=== Dataset extract ===

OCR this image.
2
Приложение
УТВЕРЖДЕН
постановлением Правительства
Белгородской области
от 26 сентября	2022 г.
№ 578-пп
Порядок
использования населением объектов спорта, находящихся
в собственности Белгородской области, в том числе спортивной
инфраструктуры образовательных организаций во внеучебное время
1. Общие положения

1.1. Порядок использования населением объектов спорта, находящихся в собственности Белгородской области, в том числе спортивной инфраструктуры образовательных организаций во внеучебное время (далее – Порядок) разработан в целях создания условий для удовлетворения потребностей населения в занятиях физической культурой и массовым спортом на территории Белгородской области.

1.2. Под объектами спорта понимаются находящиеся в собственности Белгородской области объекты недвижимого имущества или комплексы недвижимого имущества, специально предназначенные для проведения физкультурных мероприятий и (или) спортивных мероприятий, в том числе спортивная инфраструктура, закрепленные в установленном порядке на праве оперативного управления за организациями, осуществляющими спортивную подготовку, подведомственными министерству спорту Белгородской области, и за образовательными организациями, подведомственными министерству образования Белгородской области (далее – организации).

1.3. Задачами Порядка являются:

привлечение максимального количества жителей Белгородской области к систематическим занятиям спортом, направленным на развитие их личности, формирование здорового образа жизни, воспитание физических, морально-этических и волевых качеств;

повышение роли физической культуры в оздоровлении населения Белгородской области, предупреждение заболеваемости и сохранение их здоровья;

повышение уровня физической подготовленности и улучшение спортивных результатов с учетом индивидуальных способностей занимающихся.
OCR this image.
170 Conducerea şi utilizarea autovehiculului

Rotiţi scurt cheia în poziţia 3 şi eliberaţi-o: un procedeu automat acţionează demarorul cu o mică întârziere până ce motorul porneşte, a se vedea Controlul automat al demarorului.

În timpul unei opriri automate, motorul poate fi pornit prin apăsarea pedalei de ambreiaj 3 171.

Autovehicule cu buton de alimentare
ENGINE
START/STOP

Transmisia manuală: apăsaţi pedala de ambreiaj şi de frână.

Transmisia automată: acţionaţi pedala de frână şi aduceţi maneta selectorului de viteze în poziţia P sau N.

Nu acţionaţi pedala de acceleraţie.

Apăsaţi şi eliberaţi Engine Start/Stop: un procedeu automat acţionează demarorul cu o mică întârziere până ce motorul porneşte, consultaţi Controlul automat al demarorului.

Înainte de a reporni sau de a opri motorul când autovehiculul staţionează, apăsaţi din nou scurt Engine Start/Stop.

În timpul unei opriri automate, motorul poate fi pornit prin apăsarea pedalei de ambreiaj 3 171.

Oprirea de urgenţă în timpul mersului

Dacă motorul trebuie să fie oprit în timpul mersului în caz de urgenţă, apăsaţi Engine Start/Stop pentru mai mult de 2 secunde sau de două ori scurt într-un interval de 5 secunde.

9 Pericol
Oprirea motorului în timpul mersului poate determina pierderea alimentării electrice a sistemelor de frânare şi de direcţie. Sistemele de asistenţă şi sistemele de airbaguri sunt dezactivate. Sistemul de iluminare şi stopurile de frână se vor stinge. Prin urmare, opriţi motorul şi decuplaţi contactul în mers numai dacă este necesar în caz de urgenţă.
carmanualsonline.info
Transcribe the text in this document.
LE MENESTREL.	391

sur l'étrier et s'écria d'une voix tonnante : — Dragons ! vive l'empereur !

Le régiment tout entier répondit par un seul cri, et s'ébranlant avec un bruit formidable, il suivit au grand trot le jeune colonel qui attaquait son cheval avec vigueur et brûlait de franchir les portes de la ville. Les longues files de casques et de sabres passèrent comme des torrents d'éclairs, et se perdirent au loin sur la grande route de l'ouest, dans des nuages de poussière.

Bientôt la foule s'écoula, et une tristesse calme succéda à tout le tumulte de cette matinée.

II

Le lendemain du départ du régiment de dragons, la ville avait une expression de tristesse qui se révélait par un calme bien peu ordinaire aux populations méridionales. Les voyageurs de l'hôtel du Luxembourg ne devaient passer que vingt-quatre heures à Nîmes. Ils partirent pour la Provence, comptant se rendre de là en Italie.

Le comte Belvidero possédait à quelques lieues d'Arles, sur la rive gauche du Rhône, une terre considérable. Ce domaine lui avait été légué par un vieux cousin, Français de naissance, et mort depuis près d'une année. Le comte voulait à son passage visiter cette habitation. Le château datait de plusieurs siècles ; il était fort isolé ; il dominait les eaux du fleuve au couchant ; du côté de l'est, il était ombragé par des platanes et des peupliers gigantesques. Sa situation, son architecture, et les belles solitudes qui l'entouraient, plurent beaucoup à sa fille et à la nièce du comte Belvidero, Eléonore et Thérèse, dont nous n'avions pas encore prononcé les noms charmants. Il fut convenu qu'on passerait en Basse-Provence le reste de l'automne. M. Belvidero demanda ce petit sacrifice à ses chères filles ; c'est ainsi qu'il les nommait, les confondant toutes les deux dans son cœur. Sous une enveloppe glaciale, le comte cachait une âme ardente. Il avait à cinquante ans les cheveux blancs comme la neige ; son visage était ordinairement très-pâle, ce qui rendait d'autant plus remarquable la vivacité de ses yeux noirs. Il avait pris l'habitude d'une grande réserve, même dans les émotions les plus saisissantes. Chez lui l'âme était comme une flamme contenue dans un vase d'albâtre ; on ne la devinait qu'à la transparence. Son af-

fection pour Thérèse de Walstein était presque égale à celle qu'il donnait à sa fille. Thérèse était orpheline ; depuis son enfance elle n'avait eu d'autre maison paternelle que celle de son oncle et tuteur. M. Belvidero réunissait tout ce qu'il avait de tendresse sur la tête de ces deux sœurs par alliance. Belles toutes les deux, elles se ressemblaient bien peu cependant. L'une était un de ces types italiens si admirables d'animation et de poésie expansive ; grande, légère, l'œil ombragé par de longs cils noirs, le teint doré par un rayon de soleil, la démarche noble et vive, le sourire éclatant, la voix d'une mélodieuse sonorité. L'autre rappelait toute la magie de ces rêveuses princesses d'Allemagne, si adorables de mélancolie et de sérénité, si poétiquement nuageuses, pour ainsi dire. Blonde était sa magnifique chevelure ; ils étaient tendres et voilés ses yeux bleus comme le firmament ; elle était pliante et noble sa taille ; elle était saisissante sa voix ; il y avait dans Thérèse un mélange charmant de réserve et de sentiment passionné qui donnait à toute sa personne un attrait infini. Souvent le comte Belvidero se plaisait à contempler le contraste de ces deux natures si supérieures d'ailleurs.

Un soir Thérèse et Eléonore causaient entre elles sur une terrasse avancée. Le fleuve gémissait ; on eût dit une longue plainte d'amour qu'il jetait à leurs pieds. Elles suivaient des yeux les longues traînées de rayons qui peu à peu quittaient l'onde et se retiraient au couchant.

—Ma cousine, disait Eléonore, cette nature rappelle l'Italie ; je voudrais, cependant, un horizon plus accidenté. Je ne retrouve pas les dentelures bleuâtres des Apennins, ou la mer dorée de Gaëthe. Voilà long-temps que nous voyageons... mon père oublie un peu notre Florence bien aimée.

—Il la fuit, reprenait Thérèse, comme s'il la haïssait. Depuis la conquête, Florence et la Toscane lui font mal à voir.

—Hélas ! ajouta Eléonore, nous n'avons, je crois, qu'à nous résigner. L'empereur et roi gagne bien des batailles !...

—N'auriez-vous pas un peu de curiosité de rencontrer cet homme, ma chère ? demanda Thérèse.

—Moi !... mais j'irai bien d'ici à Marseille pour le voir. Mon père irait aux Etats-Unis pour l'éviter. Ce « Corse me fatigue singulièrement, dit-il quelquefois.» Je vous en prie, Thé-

===

## Written task
Count each line of the entries that holds the word "vous", then state the total and nothing more.

## Complete response
2